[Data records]

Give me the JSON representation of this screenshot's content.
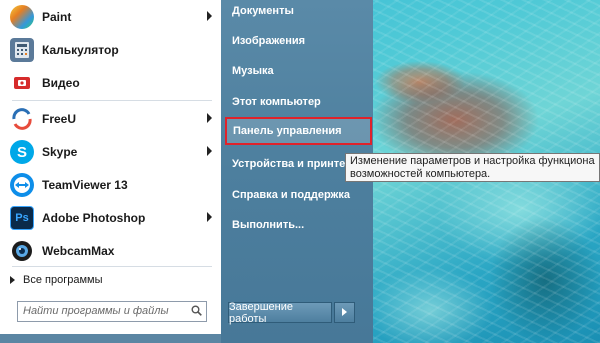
{
  "programs": [
    {
      "label": "Paint",
      "icon": "paint-icon",
      "has_submenu": true,
      "color": "#2b78c5"
    },
    {
      "label": "Калькулятор",
      "icon": "calculator-icon",
      "has_submenu": false,
      "color": "#4a6f8e"
    },
    {
      "label": "Видео",
      "icon": "video-icon",
      "has_submenu": false,
      "color": "#d62b2b"
    },
    {
      "label": "FreeU",
      "icon": "freeu-icon",
      "has_submenu": true,
      "color": "#2a6fb5"
    },
    {
      "label": "Skype",
      "icon": "skype-icon",
      "has_submenu": true,
      "color": "#00a8e8"
    },
    {
      "label": "TeamViewer 13",
      "icon": "teamviewer-icon",
      "has_submenu": false,
      "color": "#0e8ee9"
    },
    {
      "label": "Adobe Photoshop",
      "icon": "photoshop-icon",
      "has_submenu": true,
      "color": "#0a2a4a"
    },
    {
      "label": "WebcamMax",
      "icon": "webcammax-icon",
      "has_submenu": false,
      "color": "#2c2c2c"
    }
  ],
  "all_programs": "Все программы",
  "search_placeholder": "Найти программы и файлы",
  "right_items": [
    {
      "label": "Документы",
      "has_submenu": false
    },
    {
      "label": "Изображения",
      "has_submenu": false
    },
    {
      "label": "Музыка",
      "has_submenu": false
    },
    {
      "label": "Этот компьютер",
      "has_submenu": false
    },
    {
      "label": "Панель управления",
      "has_submenu": false,
      "highlighted": true
    },
    {
      "label": "Устройства и принтеры",
      "has_submenu": false
    },
    {
      "label": "Справка и поддержка",
      "has_submenu": false
    },
    {
      "label": "Выполнить...",
      "has_submenu": false
    }
  ],
  "shutdown_label": "Завершение работы",
  "tooltip": {
    "line1": "Изменение параметров и настройка функциональ",
    "line2": "возможностей компьютера."
  },
  "colors": {
    "highlight_border": "#e0222b",
    "right_pane": "#4d7f9e"
  }
}
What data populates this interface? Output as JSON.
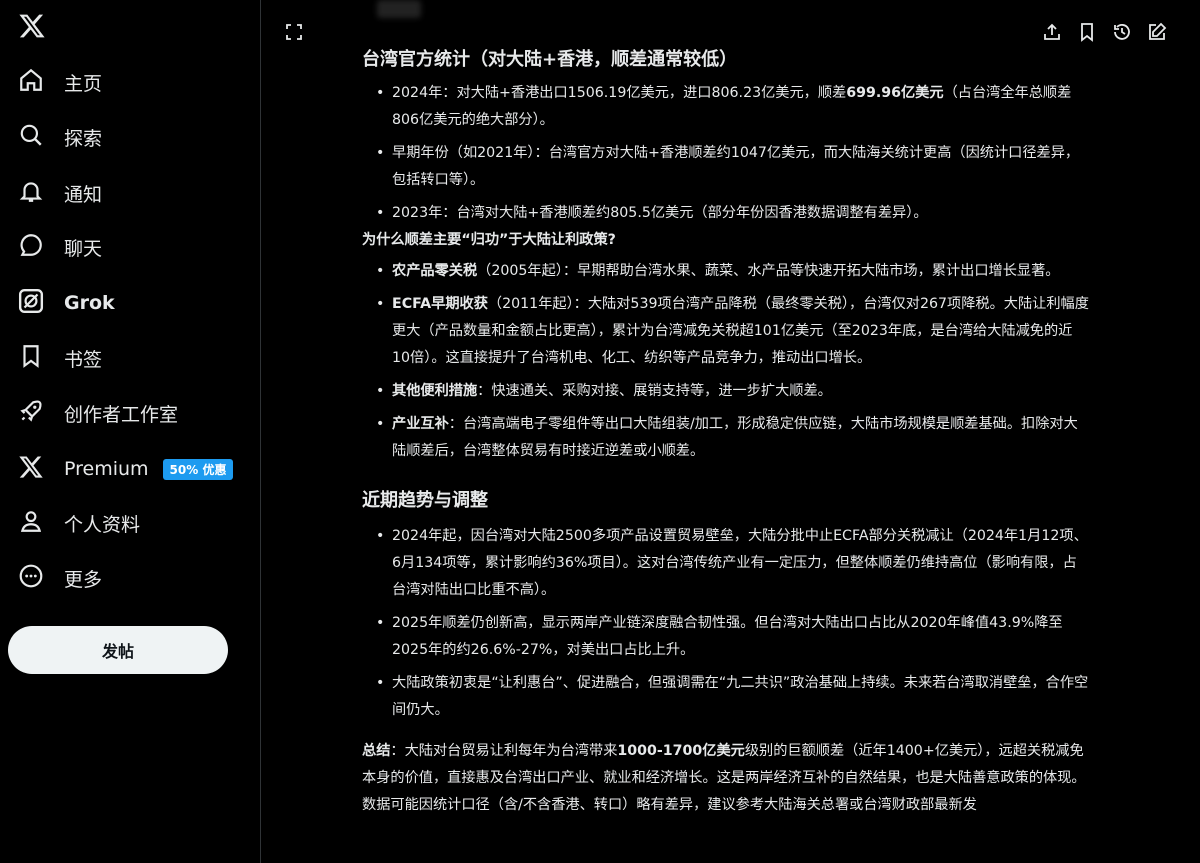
{
  "sidebar": {
    "items": [
      {
        "label": "主页",
        "icon": "home-icon"
      },
      {
        "label": "探索",
        "icon": "search-icon"
      },
      {
        "label": "通知",
        "icon": "bell-icon"
      },
      {
        "label": "聊天",
        "icon": "chat-icon"
      },
      {
        "label": "Grok",
        "icon": "grok-icon"
      },
      {
        "label": "书签",
        "icon": "bookmark-icon"
      },
      {
        "label": "创作者工作室",
        "icon": "rocket-icon"
      },
      {
        "label": "Premium",
        "icon": "x-premium-icon",
        "badge": "50% 优惠"
      },
      {
        "label": "个人资料",
        "icon": "person-icon"
      },
      {
        "label": "更多",
        "icon": "more-icon"
      }
    ],
    "post_label": "发帖"
  },
  "colors": {
    "badge": "#1d9bf0",
    "background": "#000000",
    "text": "#e7e9ea"
  },
  "article": {
    "section1_title": "台湾官方统计（对大陆+香港，顺差通常较低）",
    "s1_items": [
      {
        "pre": "2024年：对大陆+香港出口1506.19亿美元，进口806.23亿美元，顺差",
        "bold": "699.96亿美元",
        "post": "（占台湾全年总顺差806亿美元的绝大部分）。"
      },
      {
        "pre": "早期年份（如2021年）：台湾官方对大陆+香港顺差约1047亿美元，而大陆海关统计更高（因统计口径差异，包括转口等）。"
      },
      {
        "pre": "2023年：台湾对大陆+香港顺差约805.5亿美元（部分年份因香港数据调整有差异）。"
      }
    ],
    "question": "为什么顺差主要“归功”于大陆让利政策?",
    "s2_items": [
      {
        "bold": "农产品零关税",
        "post": "（2005年起）：早期帮助台湾水果、蔬菜、水产品等快速开拓大陆市场，累计出口增长显著。"
      },
      {
        "bold": "ECFA早期收获",
        "post": "（2011年起）：大陆对539项台湾产品降税（最终零关税），台湾仅对267项降税。大陆让利幅度更大（产品数量和金额占比更高），累计为台湾减免关税超101亿美元（至2023年底，是台湾给大陆减免的近10倍）。这直接提升了台湾机电、化工、纺织等产品竞争力，推动出口增长。"
      },
      {
        "bold": "其他便利措施",
        "post": "：快速通关、采购对接、展销支持等，进一步扩大顺差。"
      },
      {
        "bold": "产业互补",
        "post": "：台湾高端电子零组件等出口大陆组装/加工，形成稳定供应链，大陆市场规模是顺差基础。扣除对大陆顺差后，台湾整体贸易有时接近逆差或小顺差。"
      }
    ],
    "section2_title": "近期趋势与调整",
    "s3_items": [
      {
        "pre": "2024年起，因台湾对大陆2500多项产品设置贸易壁垒，大陆分批中止ECFA部分关税减让（2024年1月12项、6月134项等，累计影响约36%项目）。这对台湾传统产业有一定压力，但整体顺差仍维持高位（影响有限，占台湾对陆出口比重不高）。"
      },
      {
        "pre": "2025年顺差仍创新高，显示两岸产业链深度融合韧性强。但台湾对大陆出口占比从2020年峰值43.9%降至2025年的约26.6%-27%，对美出口占比上升。"
      },
      {
        "pre": "大陆政策初衷是“让利惠台”、促进融合，但强调需在“九二共识”政治基础上持续。未来若台湾取消壁垒，合作空间仍大。"
      }
    ],
    "summary": {
      "label": "总结",
      "pre": "：大陆对台贸易让利每年为台湾带来",
      "bold": "1000-1700亿美元",
      "post": "级别的巨额顺差（近年1400+亿美元），远超关税减免本身的价值，直接惠及台湾出口产业、就业和经济增长。这是两岸经济互补的自然结果，也是大陆善意政策的体现。数据可能因统计口径（含/不含香港、转口）略有差异，建议参考大陆海关总署或台湾财政部最新发"
    }
  }
}
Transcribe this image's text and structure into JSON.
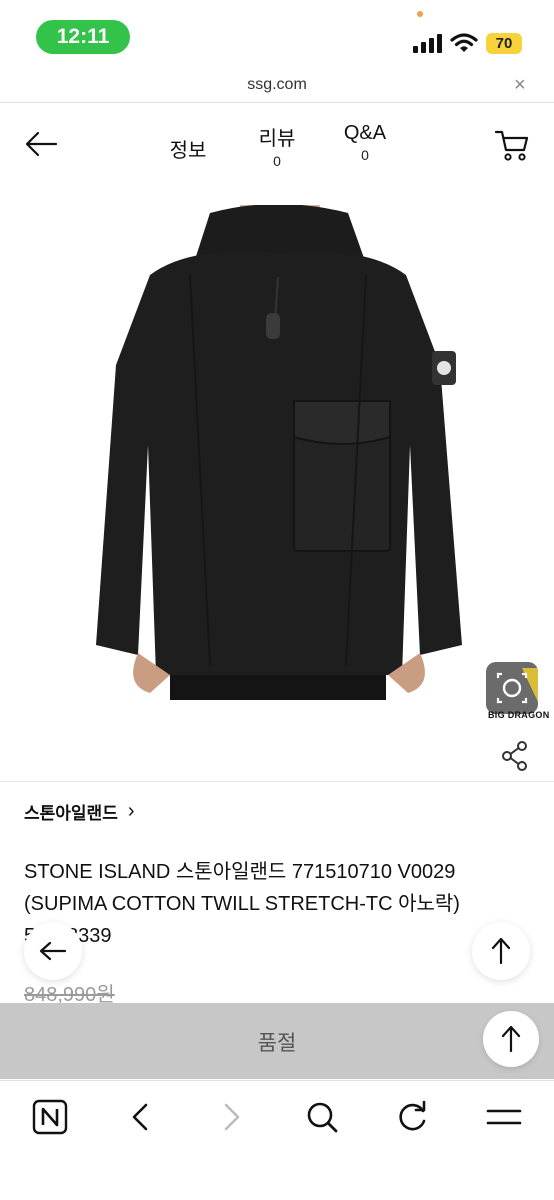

Short task: All records should be output exactly, with the pictures left out.

Result below:
Give me the JSON representation of this screenshot's content.
{
  "programs": [
    {
      "label": "Paint",
      "icon": "paint-icon",
      "has_submenu": true,
      "color": "#2b78c5"
    },
    {
      "label": "Калькулятор",
      "icon": "calculator-icon",
      "has_submenu": false,
      "color": "#4a6f8e"
    },
    {
      "label": "Видео",
      "icon": "video-icon",
      "has_submenu": false,
      "color": "#d62b2b"
    },
    {
      "label": "FreeU",
      "icon": "freeu-icon",
      "has_submenu": true,
      "color": "#2a6fb5"
    },
    {
      "label": "Skype",
      "icon": "skype-icon",
      "has_submenu": true,
      "color": "#00a8e8"
    },
    {
      "label": "TeamViewer 13",
      "icon": "teamviewer-icon",
      "has_submenu": false,
      "color": "#0e8ee9"
    },
    {
      "label": "Adobe Photoshop",
      "icon": "photoshop-icon",
      "has_submenu": true,
      "color": "#0a2a4a"
    },
    {
      "label": "WebcamMax",
      "icon": "webcammax-icon",
      "has_submenu": false,
      "color": "#2c2c2c"
    }
  ],
  "all_programs": "Все программы",
  "search_placeholder": "Найти программы и файлы",
  "right_items": [
    {
      "label": "Документы",
      "has_submenu": false
    },
    {
      "label": "Изображения",
      "has_submenu": false
    },
    {
      "label": "Музыка",
      "has_submenu": false
    },
    {
      "label": "Этот компьютер",
      "has_submenu": false
    },
    {
      "label": "Панель управления",
      "has_submenu": false,
      "highlighted": true
    },
    {
      "label": "Устройства и принтеры",
      "has_submenu": false
    },
    {
      "label": "Справка и поддержка",
      "has_submenu": false
    },
    {
      "label": "Выполнить...",
      "has_submenu": false
    }
  ],
  "shutdown_label": "Завершение работы",
  "tooltip": {
    "line1": "Изменение параметров и настройка функциональ",
    "line2": "возможностей компьютера."
  },
  "colors": {
    "highlight_border": "#e0222b",
    "right_pane": "#4d7f9e"
  }
}
What data populates this interface? Output as JSON.
{
  "sidebar": {
    "items": [
      {
        "label": "主页",
        "icon": "home-icon"
      },
      {
        "label": "探索",
        "icon": "search-icon"
      },
      {
        "label": "通知",
        "icon": "bell-icon"
      },
      {
        "label": "聊天",
        "icon": "chat-icon"
      },
      {
        "label": "Grok",
        "icon": "grok-icon"
      },
      {
        "label": "书签",
        "icon": "bookmark-icon"
      },
      {
        "label": "创作者工作室",
        "icon": "rocket-icon"
      },
      {
        "label": "Premium",
        "icon": "x-premium-icon",
        "badge": "50% 优惠"
      },
      {
        "label": "个人资料",
        "icon": "person-icon"
      },
      {
        "label": "更多",
        "icon": "more-icon"
      }
    ],
    "post_label": "发帖"
  },
  "colors": {
    "badge": "#1d9bf0",
    "background": "#000000",
    "text": "#e7e9ea"
  },
  "article": {
    "section1_title": "台湾官方统计（对大陆+香港，顺差通常较低）",
    "s1_items": [
      {
        "pre": "2024年：对大陆+香港出口1506.19亿美元，进口806.23亿美元，顺差",
        "bold": "699.96亿美元",
        "post": "（占台湾全年总顺差806亿美元的绝大部分）。"
      },
      {
        "pre": "早期年份（如2021年）：台湾官方对大陆+香港顺差约1047亿美元，而大陆海关统计更高（因统计口径差异，包括转口等）。"
      },
      {
        "pre": "2023年：台湾对大陆+香港顺差约805.5亿美元（部分年份因香港数据调整有差异）。"
      }
    ],
    "question": "为什么顺差主要“归功”于大陆让利政策?",
    "s2_items": [
      {
        "bold": "农产品零关税",
        "post": "（2005年起）：早期帮助台湾水果、蔬菜、水产品等快速开拓大陆市场，累计出口增长显著。"
      },
      {
        "bold": "ECFA早期收获",
        "post": "（2011年起）：大陆对539项台湾产品降税（最终零关税），台湾仅对267项降税。大陆让利幅度更大（产品数量和金额占比更高），累计为台湾减免关税超101亿美元（至2023年底，是台湾给大陆减免的近10倍）。这直接提升了台湾机电、化工、纺织等产品竞争力，推动出口增长。"
      },
      {
        "bold": "其他便利措施",
        "post": "：快速通关、采购对接、展销支持等，进一步扩大顺差。"
      },
      {
        "bold": "产业互补",
        "post": "：台湾高端电子零组件等出口大陆组装/加工，形成稳定供应链，大陆市场规模是顺差基础。扣除对大陆顺差后，台湾整体贸易有时接近逆差或小顺差。"
      }
    ],
    "section2_title": "近期趋势与调整",
    "s3_items": [
      {
        "pre": "2024年起，因台湾对大陆2500多项产品设置贸易壁垒，大陆分批中止ECFA部分关税减让（2024年1月12项、6月134项等，累计影响约36%项目）。这对台湾传统产业有一定压力，但整体顺差仍维持高位（影响有限，占台湾对陆出口比重不高）。"
      },
      {
        "pre": "2025年顺差仍创新高，显示两岸产业链深度融合韧性强。但台湾对大陆出口占比从2020年峰值43.9%降至2025年的约26.6%-27%，对美出口占比上升。"
      },
      {
        "pre": "大陆政策初衷是“让利惠台”、促进融合，但强调需在“九二共识”政治基础上持续。未来若台湾取消壁垒，合作空间仍大。"
      }
    ],
    "summary": {
      "label": "总结",
      "pre": "：大陆对台贸易让利每年为台湾带来",
      "bold": "1000-1700亿美元",
      "post": "级别的巨额顺差（近年1400+亿美元），远超关税减免本身的价值，直接惠及台湾出口产业、就业和经济增长。这是两岸经济互补的自然结果，也是大陆善意政策的体现。数据可能因统计口径（含/不含香港、转口）略有差异，建议参考大陆海关总署或台湾财政部最新发"
    }
  }
}
Transcribe this image's text and structure into JSON.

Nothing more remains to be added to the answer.